-- YOUR OBJECTIVE --
Search the data for the string "ෂණයක" and gather each line it is in.

◇ ◇ ◇ ◇ ◇

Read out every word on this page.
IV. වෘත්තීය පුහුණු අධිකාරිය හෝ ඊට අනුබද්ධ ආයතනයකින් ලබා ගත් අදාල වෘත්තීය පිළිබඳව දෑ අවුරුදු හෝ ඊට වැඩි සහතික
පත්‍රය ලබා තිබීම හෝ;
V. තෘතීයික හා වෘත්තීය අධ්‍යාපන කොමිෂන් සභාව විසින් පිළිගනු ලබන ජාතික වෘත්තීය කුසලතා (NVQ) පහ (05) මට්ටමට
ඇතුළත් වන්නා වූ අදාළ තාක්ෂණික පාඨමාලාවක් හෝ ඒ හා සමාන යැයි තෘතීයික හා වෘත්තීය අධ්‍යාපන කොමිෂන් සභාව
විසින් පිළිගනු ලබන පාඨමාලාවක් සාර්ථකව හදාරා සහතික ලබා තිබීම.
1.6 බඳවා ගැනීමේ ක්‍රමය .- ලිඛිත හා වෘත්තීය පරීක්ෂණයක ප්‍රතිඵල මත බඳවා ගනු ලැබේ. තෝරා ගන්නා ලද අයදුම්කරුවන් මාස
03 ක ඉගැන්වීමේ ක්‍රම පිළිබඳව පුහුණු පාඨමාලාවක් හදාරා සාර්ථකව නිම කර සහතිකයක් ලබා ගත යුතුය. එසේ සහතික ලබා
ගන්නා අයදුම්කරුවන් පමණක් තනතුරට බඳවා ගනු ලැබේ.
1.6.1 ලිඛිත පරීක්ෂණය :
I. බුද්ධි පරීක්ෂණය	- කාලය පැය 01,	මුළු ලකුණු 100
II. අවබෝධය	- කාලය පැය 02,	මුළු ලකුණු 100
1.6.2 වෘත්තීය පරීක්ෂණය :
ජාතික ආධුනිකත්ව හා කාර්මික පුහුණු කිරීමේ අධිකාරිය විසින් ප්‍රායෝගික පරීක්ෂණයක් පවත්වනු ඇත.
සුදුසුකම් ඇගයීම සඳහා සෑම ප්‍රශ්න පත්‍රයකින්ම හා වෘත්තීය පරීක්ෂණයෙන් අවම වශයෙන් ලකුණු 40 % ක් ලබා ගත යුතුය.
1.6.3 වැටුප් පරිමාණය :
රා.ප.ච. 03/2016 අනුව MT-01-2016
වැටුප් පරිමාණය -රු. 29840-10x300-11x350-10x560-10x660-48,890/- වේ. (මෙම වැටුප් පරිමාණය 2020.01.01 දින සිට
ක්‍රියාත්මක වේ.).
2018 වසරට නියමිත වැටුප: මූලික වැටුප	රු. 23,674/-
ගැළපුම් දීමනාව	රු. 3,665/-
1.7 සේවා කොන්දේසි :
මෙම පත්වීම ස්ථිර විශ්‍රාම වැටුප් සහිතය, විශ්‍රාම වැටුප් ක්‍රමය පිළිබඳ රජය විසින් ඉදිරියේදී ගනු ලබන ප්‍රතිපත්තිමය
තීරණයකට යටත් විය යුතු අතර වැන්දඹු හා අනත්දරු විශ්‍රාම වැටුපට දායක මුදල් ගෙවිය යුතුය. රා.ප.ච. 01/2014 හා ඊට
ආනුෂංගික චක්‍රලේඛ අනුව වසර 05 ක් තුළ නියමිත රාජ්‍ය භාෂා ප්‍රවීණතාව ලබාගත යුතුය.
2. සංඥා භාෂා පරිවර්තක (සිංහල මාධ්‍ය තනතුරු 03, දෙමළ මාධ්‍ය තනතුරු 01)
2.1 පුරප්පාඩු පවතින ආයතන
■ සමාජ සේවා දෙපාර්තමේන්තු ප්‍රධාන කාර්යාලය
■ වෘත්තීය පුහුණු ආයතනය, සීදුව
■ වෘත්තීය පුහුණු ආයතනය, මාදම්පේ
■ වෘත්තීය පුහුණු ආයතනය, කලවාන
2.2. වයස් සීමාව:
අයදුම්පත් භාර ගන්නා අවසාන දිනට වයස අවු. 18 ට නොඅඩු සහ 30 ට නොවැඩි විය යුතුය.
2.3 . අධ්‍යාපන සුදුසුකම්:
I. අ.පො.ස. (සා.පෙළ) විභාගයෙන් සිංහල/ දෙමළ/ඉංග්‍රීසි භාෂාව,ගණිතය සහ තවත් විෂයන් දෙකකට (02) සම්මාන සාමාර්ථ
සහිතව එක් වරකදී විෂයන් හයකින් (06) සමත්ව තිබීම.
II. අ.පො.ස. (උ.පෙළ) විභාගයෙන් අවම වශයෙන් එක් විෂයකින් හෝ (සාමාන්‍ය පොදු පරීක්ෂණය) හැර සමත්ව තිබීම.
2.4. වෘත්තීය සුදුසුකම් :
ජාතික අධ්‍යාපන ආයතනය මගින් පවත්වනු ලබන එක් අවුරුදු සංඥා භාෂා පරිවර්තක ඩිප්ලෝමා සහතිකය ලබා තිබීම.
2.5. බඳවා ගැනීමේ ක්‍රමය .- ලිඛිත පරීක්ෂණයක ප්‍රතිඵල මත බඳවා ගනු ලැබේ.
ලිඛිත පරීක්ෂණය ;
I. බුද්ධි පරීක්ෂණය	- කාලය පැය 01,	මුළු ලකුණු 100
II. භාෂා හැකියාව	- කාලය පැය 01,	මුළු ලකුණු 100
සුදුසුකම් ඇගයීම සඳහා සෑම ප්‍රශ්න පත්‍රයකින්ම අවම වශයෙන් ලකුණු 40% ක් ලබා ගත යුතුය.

◇ ◇ ◇ ◇ ◇

-- WRITTEN REPLY --
1.6 බඳවා ගැනීමේ ක්‍රමය .- ලිඛිත හා වෘත්තීය පරීක්ෂණයක ප්‍රතිඵල මත බඳවා ගනු ලැබේ. තෝරා ගන්නා ලද අයදුම්කරුවන් මාස
ජාතික ආධුනිකත්ව හා කාර්මික පුහුණු කිරීමේ අධිකාරිය විසින් ප්‍රායෝගික පරීක්ෂණයක් පවත්වනු ඇත.
2.5. බඳවා ගැනීමේ ක්‍රමය .- ලිඛිත පරීක්ෂණයක ප්‍රතිඵල මත බඳවා ගනු ලැබේ.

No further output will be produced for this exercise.